↓↓↓

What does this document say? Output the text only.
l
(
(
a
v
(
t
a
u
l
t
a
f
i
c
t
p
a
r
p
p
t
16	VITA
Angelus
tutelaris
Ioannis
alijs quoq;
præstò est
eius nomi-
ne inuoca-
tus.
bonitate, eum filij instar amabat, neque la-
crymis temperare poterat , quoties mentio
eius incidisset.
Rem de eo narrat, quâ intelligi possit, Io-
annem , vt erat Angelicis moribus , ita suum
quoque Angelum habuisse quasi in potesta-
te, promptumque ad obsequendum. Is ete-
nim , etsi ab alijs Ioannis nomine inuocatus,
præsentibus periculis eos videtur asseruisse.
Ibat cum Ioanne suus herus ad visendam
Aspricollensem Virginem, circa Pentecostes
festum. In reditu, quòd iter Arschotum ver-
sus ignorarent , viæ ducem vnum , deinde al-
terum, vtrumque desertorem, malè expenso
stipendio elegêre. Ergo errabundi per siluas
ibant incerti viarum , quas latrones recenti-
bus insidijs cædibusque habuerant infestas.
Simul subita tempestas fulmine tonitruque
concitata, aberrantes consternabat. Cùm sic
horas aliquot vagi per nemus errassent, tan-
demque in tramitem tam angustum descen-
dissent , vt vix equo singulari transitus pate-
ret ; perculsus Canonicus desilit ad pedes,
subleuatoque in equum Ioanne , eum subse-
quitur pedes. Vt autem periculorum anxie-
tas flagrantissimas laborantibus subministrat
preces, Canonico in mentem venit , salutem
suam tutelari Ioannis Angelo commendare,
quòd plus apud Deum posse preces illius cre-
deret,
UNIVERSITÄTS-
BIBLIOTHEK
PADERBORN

↑↑↑

● **REQUEST**:
Within the listing above, work out how many lines contain the string "quòd", and reply with that number only.

● **RESPONSE**:
2